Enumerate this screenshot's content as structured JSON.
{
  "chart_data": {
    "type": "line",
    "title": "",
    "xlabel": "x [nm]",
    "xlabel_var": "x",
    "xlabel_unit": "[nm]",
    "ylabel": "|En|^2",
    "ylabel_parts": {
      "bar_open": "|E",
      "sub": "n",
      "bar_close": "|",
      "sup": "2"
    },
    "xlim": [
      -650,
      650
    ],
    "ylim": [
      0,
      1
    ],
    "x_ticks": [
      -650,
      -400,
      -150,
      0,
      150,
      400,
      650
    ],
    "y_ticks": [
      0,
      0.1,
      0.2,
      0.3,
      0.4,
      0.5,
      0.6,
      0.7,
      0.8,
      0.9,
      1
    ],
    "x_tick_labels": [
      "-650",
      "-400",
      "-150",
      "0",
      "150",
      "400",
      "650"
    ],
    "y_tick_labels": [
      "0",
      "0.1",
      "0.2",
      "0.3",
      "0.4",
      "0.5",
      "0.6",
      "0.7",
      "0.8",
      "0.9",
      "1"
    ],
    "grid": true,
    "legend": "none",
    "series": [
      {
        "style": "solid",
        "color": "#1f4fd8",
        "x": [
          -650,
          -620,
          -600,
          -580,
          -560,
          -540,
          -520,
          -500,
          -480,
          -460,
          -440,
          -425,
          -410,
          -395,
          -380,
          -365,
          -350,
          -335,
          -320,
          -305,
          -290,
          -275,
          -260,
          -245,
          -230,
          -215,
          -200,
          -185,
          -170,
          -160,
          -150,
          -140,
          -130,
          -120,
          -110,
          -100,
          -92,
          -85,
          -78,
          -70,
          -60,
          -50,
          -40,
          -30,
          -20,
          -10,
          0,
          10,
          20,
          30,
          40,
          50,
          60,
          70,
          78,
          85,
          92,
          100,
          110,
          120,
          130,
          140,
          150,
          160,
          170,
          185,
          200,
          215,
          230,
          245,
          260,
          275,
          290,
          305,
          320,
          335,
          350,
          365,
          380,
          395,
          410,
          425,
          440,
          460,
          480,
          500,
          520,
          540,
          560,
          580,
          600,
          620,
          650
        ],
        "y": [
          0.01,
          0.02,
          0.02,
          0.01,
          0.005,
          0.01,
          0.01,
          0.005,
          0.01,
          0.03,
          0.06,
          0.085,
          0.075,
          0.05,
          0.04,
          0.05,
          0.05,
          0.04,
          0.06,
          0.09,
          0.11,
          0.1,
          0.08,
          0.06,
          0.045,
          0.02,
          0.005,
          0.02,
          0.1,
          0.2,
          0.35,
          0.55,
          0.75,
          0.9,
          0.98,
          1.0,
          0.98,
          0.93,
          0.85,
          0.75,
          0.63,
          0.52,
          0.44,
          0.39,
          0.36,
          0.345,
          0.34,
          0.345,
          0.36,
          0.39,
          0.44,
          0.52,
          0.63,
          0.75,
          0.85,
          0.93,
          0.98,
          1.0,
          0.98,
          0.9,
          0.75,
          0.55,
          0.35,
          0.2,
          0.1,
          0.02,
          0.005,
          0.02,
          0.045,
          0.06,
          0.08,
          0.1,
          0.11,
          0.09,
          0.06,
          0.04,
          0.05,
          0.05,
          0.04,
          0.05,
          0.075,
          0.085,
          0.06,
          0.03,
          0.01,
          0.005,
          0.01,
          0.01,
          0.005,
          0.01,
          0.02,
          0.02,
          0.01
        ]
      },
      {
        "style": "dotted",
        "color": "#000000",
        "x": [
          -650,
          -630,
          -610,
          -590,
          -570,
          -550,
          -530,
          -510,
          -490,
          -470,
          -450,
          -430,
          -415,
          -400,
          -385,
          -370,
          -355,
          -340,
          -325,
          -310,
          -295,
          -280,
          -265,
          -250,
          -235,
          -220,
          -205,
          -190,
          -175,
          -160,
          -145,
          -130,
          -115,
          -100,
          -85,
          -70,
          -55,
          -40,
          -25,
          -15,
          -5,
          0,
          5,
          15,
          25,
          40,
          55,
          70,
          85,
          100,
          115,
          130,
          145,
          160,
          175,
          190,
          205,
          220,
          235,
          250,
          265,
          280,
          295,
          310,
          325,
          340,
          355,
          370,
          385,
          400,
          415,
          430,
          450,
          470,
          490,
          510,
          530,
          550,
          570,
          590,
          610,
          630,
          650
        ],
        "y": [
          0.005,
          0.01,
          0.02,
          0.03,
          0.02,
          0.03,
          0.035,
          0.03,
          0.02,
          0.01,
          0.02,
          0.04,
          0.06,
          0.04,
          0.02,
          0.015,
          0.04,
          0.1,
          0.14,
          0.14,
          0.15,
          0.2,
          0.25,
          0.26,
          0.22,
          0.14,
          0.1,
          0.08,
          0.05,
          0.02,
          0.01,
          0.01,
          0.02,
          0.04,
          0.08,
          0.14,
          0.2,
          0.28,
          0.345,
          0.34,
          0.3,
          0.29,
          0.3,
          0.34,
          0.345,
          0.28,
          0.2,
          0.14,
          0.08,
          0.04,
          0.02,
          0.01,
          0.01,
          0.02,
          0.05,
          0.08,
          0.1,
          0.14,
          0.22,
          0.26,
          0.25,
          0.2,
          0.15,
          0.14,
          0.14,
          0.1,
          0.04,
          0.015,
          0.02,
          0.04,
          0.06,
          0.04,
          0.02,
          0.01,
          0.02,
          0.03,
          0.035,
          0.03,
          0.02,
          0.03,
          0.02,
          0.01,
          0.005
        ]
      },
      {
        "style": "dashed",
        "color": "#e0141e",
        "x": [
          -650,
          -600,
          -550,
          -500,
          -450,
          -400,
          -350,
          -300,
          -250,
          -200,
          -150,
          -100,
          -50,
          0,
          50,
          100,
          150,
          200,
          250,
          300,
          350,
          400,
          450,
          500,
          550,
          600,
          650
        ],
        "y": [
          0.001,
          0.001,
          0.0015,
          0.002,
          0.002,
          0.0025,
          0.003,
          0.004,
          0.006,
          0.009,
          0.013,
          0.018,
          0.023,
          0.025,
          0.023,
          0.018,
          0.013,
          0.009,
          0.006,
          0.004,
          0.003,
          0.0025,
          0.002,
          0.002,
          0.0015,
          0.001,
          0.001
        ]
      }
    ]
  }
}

## SET PROBLEM
Determine the number of lines in the data that contain "style" as a word or string, and state only that number.

## THE SOLUTION
3